> [Task to complete]
Word for word, quote all of the material, omitting the pictures.

[Items from a dataset]

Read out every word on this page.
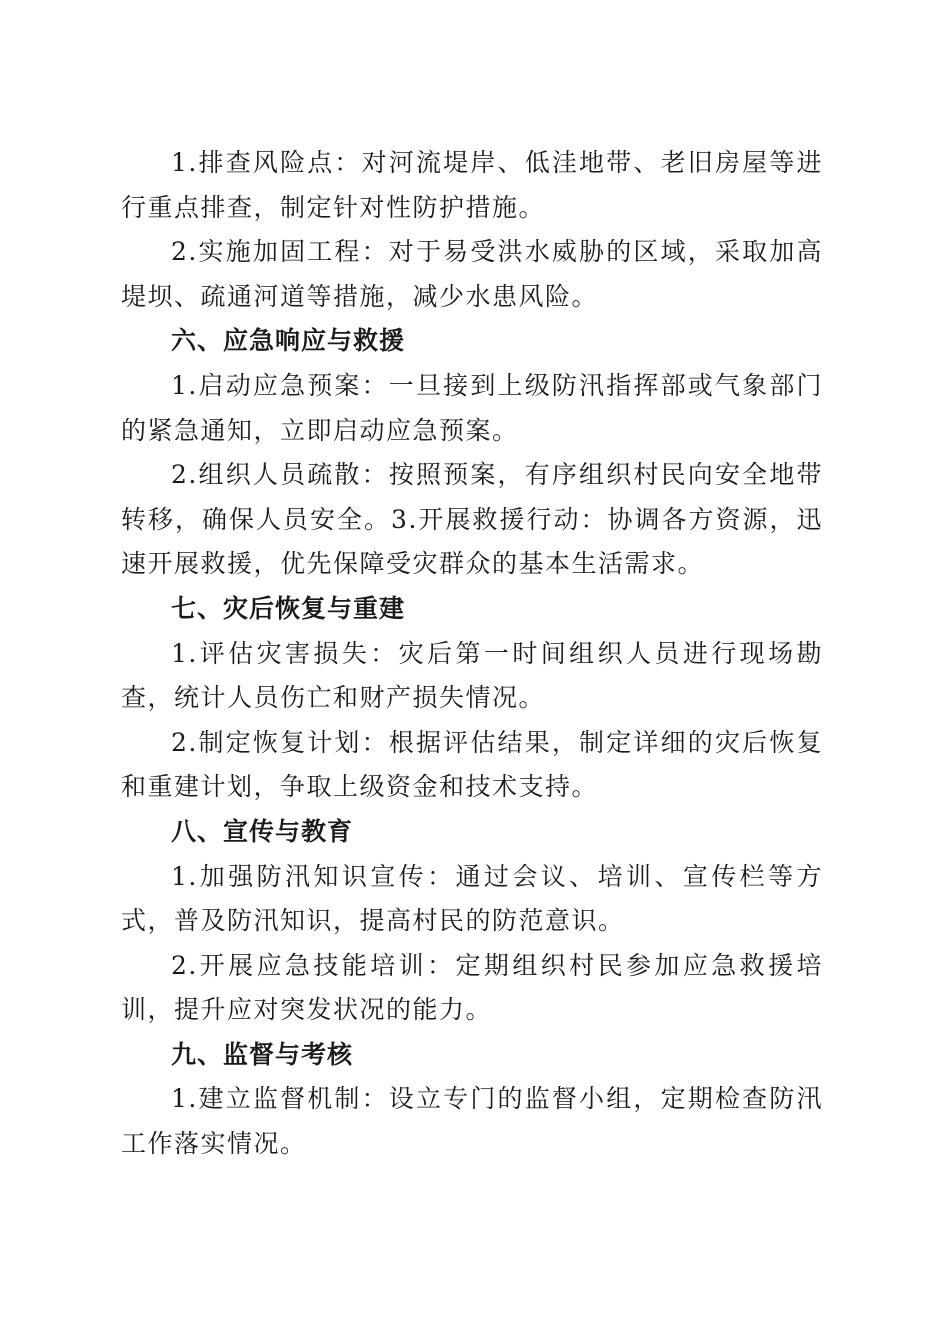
1.排查风险点：对河流堤岸、低洼地带、老旧房屋等进行重点排查，制定针对性防护措施。

2.实施加固工程：对于易受洪水威胁的区域，采取加高堤坝、疏通河道等措施，减少水患风险。

六、应急响应与救援

1.启动应急预案：一旦接到上级防汛指挥部或气象部门的紧急通知，立即启动应急预案。

2.组织人员疏散：按照预案，有序组织村民向安全地带转移，确保人员安全。3.开展救援行动：协调各方资源，迅速开展救援，优先保障受灾群众的基本生活需求。

七、灾后恢复与重建

1.评估灾害损失：灾后第一时间组织人员进行现场勘查，统计人员伤亡和财产损失情况。

2.制定恢复计划：根据评估结果，制定详细的灾后恢复和重建计划，争取上级资金和技术支持。

八、宣传与教育

1.加强防汛知识宣传：通过会议、培训、宣传栏等方式，普及防汛知识，提高村民的防范意识。

2.开展应急技能培训：定期组织村民参加应急救援培训，提升应对突发状况的能力。

九、监督与考核

1.建立监督机制：设立专门的监督小组，定期检查防汛工作落实情况。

> [Worked answer]
Read out every word on this page.
1.排查风险点：对河流堤岸、低洼地带、老旧房屋等进行重点排查，制定针对性防护措施。

2.实施加固工程：对于易受洪水威胁的区域，采取加高堤坝、疏通河道等措施，减少水患风险。

六、应急响应与救援

1.启动应急预案：一旦接到上级防汛指挥部或气象部门的紧急通知，立即启动应急预案。

2.组织人员疏散：按照预案，有序组织村民向安全地带转移，确保人员安全。3.开展救援行动：协调各方资源，迅速开展救援，优先保障受灾群众的基本生活需求。

七、灾后恢复与重建

1.评估灾害损失：灾后第一时间组织人员进行现场勘查，统计人员伤亡和财产损失情况。

2.制定恢复计划：根据评估结果，制定详细的灾后恢复和重建计划，争取上级资金和技术支持。

八、宣传与教育

1.加强防汛知识宣传：通过会议、培训、宣传栏等方式，普及防汛知识，提高村民的防范意识。

2.开展应急技能培训：定期组织村民参加应急救援培训，提升应对突发状况的能力。

九、监督与考核

1.建立监督机制：设立专门的监督小组，定期检查防汛工作落实情况。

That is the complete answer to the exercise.